-- START OF INPUT MATERIAL --

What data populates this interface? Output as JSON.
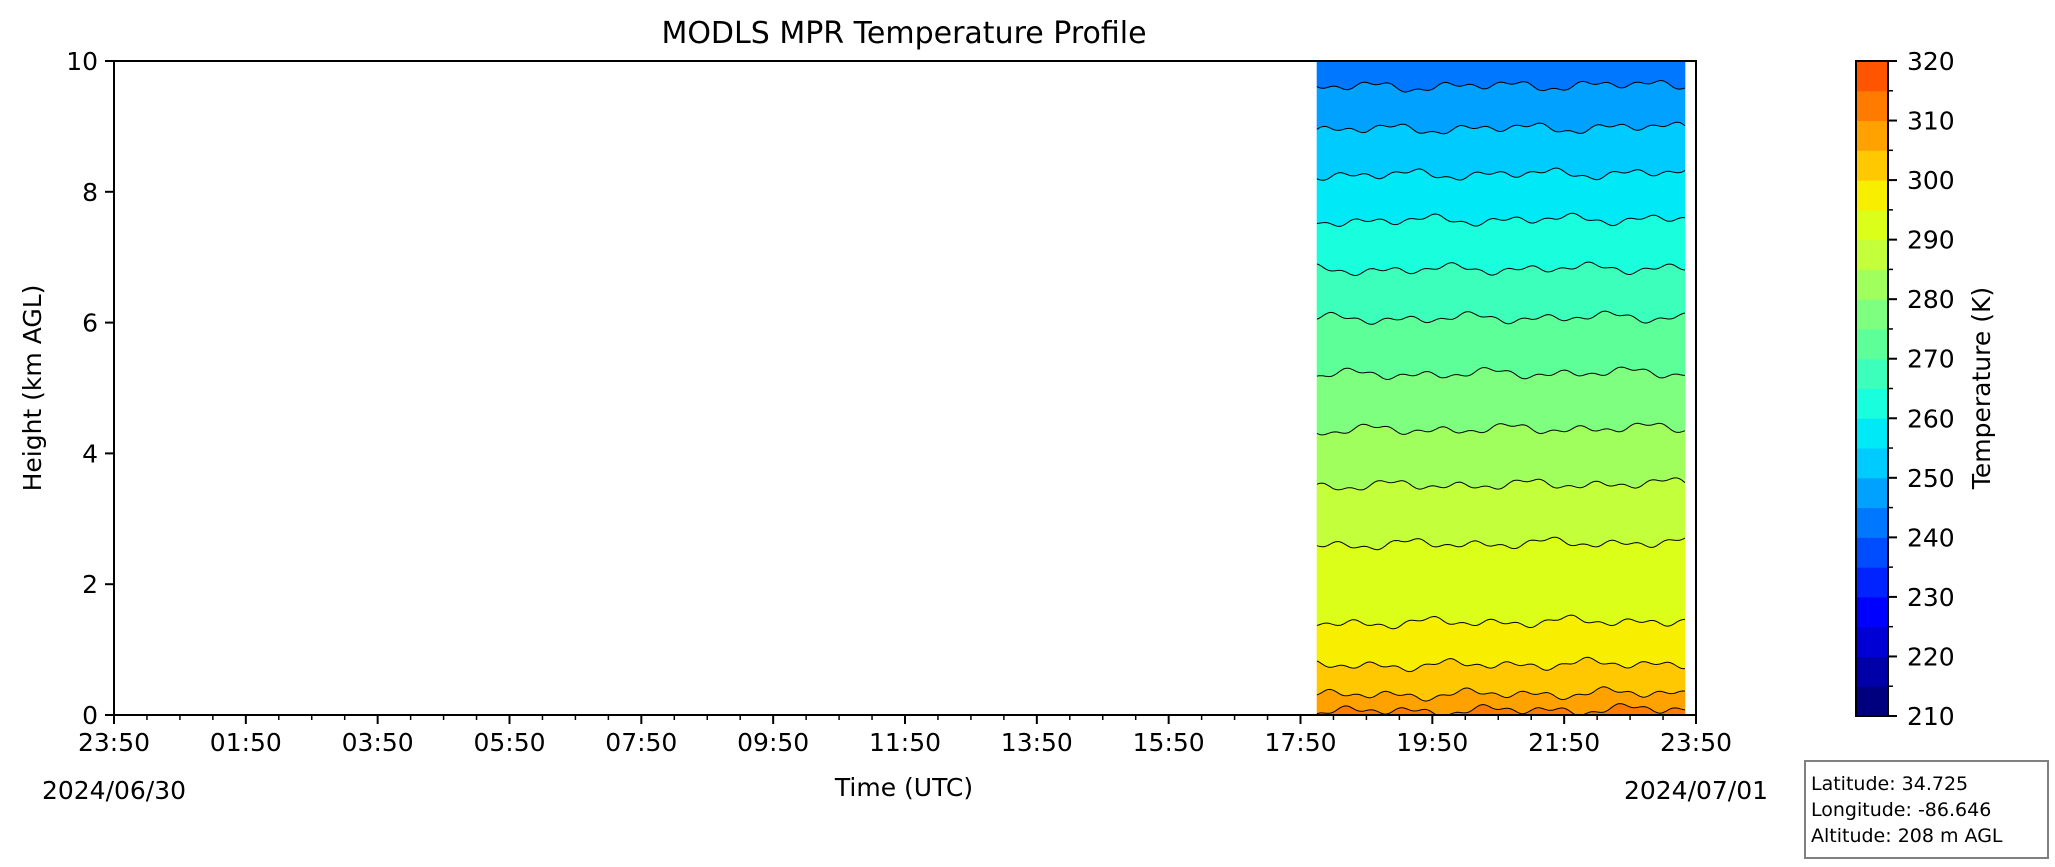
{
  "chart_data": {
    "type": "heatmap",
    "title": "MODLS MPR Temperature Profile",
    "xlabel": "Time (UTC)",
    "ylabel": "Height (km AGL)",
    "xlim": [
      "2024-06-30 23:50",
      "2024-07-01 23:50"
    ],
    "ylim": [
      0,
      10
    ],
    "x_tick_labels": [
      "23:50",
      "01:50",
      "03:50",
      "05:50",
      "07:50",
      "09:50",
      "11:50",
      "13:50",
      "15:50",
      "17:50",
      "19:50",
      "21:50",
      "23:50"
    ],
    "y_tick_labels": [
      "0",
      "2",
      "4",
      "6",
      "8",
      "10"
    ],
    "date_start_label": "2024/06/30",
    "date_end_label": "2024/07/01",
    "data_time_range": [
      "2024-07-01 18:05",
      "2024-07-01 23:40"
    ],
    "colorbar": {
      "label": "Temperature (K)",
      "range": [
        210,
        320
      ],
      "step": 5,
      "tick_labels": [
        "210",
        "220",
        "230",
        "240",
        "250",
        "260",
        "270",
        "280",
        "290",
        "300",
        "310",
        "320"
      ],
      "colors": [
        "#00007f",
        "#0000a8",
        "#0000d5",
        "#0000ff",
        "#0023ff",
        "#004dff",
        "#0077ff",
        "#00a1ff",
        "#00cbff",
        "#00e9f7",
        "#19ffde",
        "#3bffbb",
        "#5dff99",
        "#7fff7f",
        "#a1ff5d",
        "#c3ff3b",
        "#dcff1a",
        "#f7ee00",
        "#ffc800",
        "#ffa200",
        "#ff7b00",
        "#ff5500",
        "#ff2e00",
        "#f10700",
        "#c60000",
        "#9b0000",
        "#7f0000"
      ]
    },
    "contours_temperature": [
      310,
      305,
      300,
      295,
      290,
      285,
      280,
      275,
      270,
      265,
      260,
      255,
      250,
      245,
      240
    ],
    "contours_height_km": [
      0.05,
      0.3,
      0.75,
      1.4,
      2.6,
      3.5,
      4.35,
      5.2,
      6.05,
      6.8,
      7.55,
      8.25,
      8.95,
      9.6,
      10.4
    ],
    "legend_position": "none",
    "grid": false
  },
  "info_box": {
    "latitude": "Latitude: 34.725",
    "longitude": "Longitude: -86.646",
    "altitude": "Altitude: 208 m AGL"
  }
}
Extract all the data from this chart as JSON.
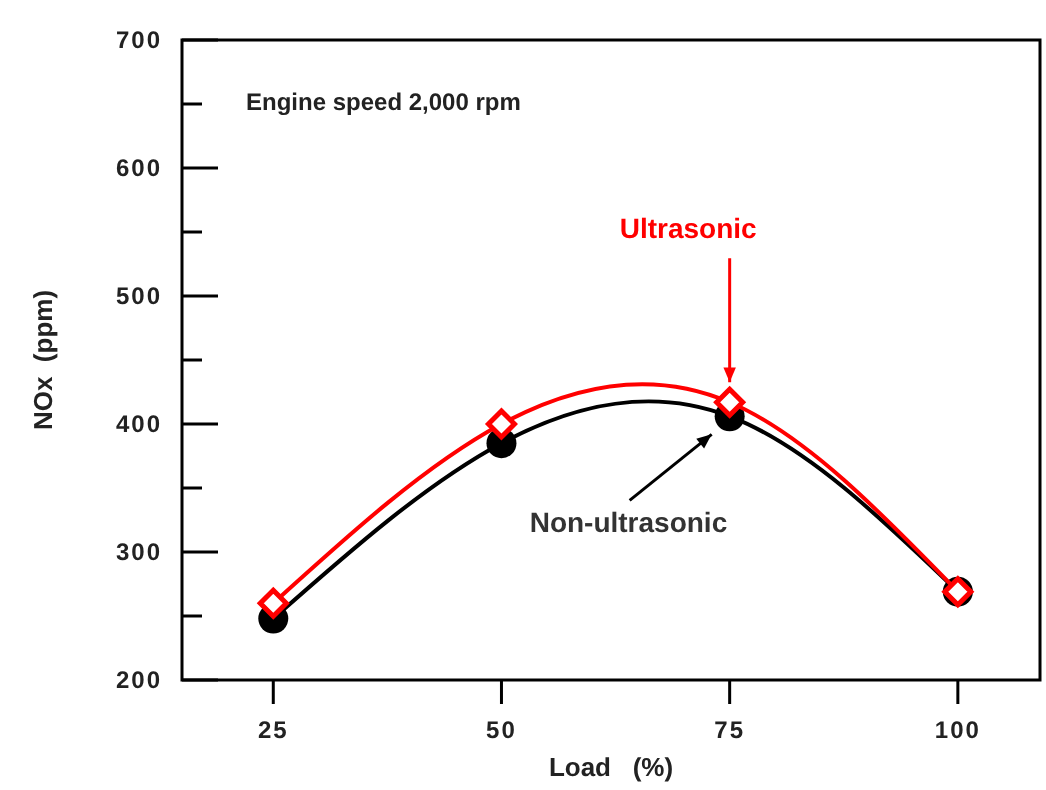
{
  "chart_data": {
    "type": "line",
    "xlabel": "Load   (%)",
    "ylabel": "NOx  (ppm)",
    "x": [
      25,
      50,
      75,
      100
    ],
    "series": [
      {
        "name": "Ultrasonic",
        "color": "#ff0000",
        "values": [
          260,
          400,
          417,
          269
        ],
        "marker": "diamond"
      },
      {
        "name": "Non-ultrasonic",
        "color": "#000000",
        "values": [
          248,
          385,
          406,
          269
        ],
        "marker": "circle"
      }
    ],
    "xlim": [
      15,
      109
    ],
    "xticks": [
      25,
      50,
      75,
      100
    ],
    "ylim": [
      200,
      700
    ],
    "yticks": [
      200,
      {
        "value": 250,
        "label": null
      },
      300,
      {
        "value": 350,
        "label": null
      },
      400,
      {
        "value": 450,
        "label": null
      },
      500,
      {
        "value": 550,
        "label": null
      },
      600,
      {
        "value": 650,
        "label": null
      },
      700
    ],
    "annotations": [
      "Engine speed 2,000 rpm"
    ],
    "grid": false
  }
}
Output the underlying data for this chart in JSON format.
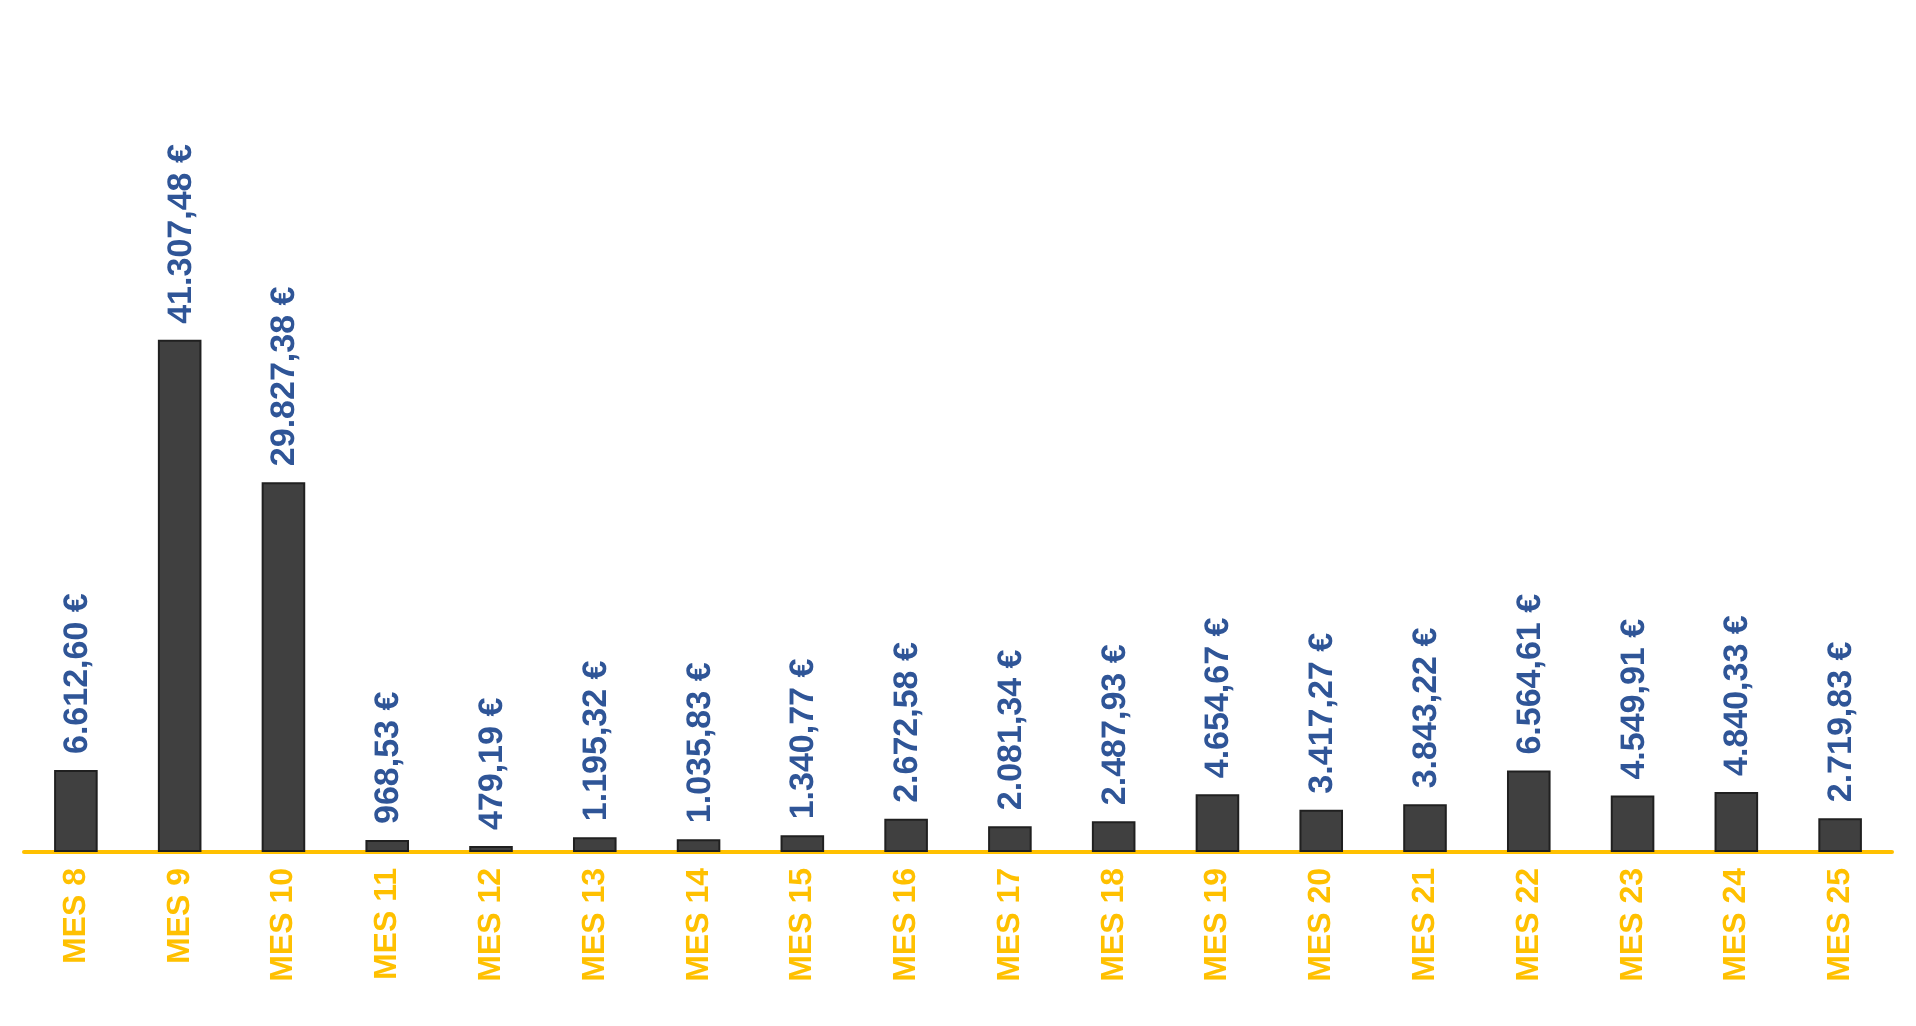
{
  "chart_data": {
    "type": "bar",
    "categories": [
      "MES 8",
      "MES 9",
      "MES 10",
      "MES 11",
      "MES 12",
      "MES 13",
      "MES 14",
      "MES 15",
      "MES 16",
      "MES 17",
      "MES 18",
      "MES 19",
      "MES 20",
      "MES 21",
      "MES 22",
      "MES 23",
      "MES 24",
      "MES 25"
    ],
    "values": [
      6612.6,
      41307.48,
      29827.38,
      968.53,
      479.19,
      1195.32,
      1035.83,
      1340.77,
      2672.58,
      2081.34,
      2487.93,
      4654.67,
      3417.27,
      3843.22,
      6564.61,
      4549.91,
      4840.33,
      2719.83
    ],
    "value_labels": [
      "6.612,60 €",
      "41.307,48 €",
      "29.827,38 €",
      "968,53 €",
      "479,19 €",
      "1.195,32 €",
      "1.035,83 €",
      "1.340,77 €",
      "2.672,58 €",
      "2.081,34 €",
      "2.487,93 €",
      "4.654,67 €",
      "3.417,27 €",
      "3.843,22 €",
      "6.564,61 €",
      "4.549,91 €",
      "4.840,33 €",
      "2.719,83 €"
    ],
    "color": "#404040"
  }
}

-- END OF INPUT MATERIAL --

▶ **YOUR GOAL**
Leave out the pictures, and please output only the lines from the line that contains "Output the underlying" through the end of the data, both ends included.

▶ **FINAL RESULT**
Output the underlying data for this chart in JSON format.
{
  "chart_data": {
    "type": "bar",
    "categories": [
      "MES 8",
      "MES 9",
      "MES 10",
      "MES 11",
      "MES 12",
      "MES 13",
      "MES 14",
      "MES 15",
      "MES 16",
      "MES 17",
      "MES 18",
      "MES 19",
      "MES 20",
      "MES 21",
      "MES 22",
      "MES 23",
      "MES 24",
      "MES 25"
    ],
    "values": [
      6612.6,
      41307.48,
      29827.38,
      968.53,
      479.19,
      1195.32,
      1035.83,
      1340.77,
      2672.58,
      2081.34,
      2487.93,
      4654.67,
      3417.27,
      3843.22,
      6564.61,
      4549.91,
      4840.33,
      2719.83
    ],
    "value_labels": [
      "6.612,60 €",
      "41.307,48 €",
      "29.827,38 €",
      "968,53 €",
      "479,19 €",
      "1.195,32 €",
      "1.035,83 €",
      "1.340,77 €",
      "2.672,58 €",
      "2.081,34 €",
      "2.487,93 €",
      "4.654,67 €",
      "3.417,27 €",
      "3.843,22 €",
      "6.564,61 €",
      "4.549,91 €",
      "4.840,33 €",
      "2.719,83 €"
    ],
    "color": "#404040"
  }
}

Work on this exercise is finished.